Stored items
■ ■ ■ ■

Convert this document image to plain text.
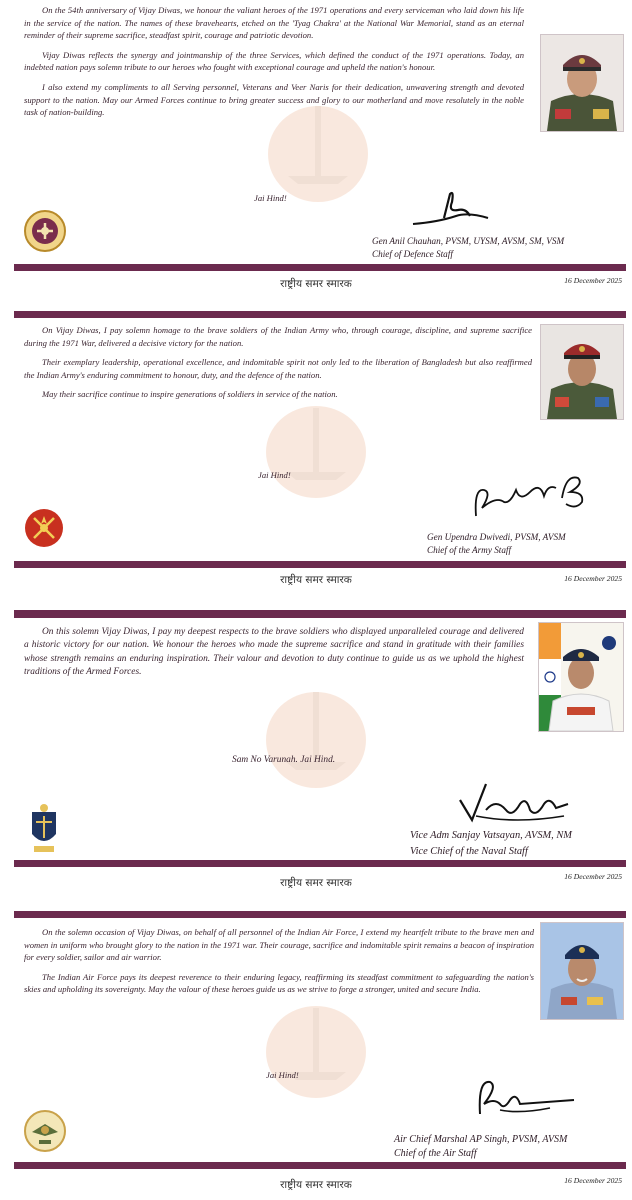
On the 54th anniversary of Vijay Diwas, we honour the valiant heroes of the 1971 operations and every serviceman who laid down his life in the service of the nation. The names of these bravehearts, etched on the 'Tyag Chakra' at the National War Memorial, stand as an eternal reminder of their supreme sacrifice, steadfast spirit, courage and patriotic devotion.

Vijay Diwas reflects the synergy and jointmanship of the three Services, which defined the conduct of the 1971 operations. Today, an indebted nation pays solemn tribute to our heroes who fought with exceptional courage and upheld the nation's honour.

I also extend my compliments to all Serving personnel, Veterans and Veer Naris for their dedication, unwavering strength and devoted support to the nation. May our Armed Forces continue to bring greater success and glory to our motherland and move resolutely in the noble task of nation-building.

Jai Hind!
Gen Anil Chauhan, PVSM, UYSM, AVSM, SM, VSM
Chief of Defence Staff
राष्ट्रीय समर स्मारक	16 December 2025

On Vijay Diwas, I pay solemn homage to the brave soldiers of the Indian Army who, through courage, discipline, and supreme sacrifice during the 1971 War, delivered a decisive victory for the nation.

Their exemplary leadership, operational excellence, and indomitable spirit not only led to the liberation of Bangladesh but also reaffirmed the Indian Army's enduring commitment to honour, duty, and the defence of the nation.

May their sacrifice continue to inspire generations of soldiers in service of the nation.

Jai Hind!
Gen Upendra Dwivedi, PVSM, AVSM
Chief of the Army Staff
राष्ट्रीय समर स्मारक	16 December 2025

On this solemn Vijay Diwas, I pay my deepest respects to the brave soldiers who displayed unparalleled courage and delivered a historic victory for our nation. We honour the heroes who made the supreme sacrifice and stand in gratitude with their families whose strength remains an enduring inspiration. Their valour and devotion to duty continue to guide us as we uphold the highest traditions of the Armed Forces.

Sam No Varunah. Jai Hind.
Vice Adm Sanjay Vatsayan, AVSM, NM
Vice Chief of the Naval Staff
राष्ट्रीय समर स्मारक
16 December 2025

On the solemn occasion of Vijay Diwas, on behalf of all personnel of the Indian Air Force, I extend my heartfelt tribute to the brave men and women in uniform who brought glory to the nation in the 1971 war. Their courage, sacrifice and indomitable spirit remains a beacon of inspiration for every soldier, sailor and air warrior.

The Indian Air Force pays its deepest reverence to their enduring legacy, reaffirming its steadfast commitment to safeguarding the nation's skies and upholding its sovereignty. May the valour of these heroes guide us as we strive to forge a stronger, united and secure India.

Jai Hind!
Air Chief Marshal AP Singh, PVSM, AVSM
Chief of the Air Staff
राष्ट्रीय समर स्मारक	16 December 2025
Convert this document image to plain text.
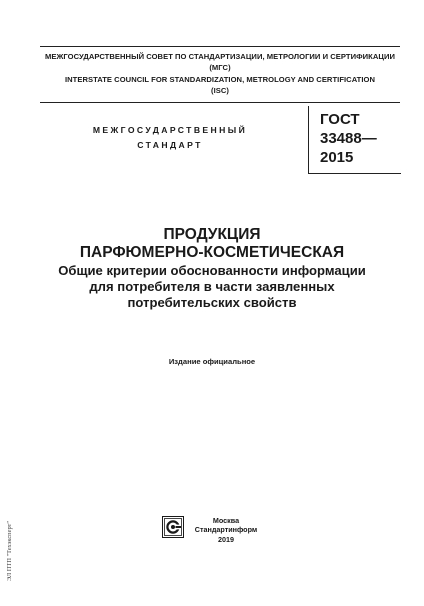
МЕЖГОСУДАРСТВЕННЫЙ СОВЕТ ПО СТАНДАРТИЗАЦИИ, МЕТРОЛОГИИ И СЕРТИФИКАЦИИ
(МГС)
INTERSTATE COUNCIL FOR STANDARDIZATION, METROLOGY AND CERTIFICATION
(ISC)
МЕЖГОСУДАРСТВЕННЫЙ
СТАНДАРТ
ГОСТ
33488—
2015
ПРОДУКЦИЯ
ПАРФЮМЕРНО-КОСМЕТИЧЕСКАЯ
Общие критерии обоснованности информации
для потребителя в части заявленных
потребительских свойств
Издание официальное
Москва
Стандартинформ
2019
ЭЛ ПТП "Техэксперт"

■ ■ ■ ■

Requirement: Extract all lines from the material above that include the word "pays".

Answer to this exercise:
Vijay Diwas reflects the synergy and jointmanship of the three Services, which defined the conduct of the 1971 operations. Today, an indebted nation pays solemn tribute to our heroes who fought with exceptional courage and upheld the nation's honour.
The Indian Air Force pays its deepest reverence to their enduring legacy, reaffirming its steadfast commitment to safeguarding the nation's skies and upholding its sovereignty. May the valour of these heroes guide us as we strive to forge a stronger, united and secure India.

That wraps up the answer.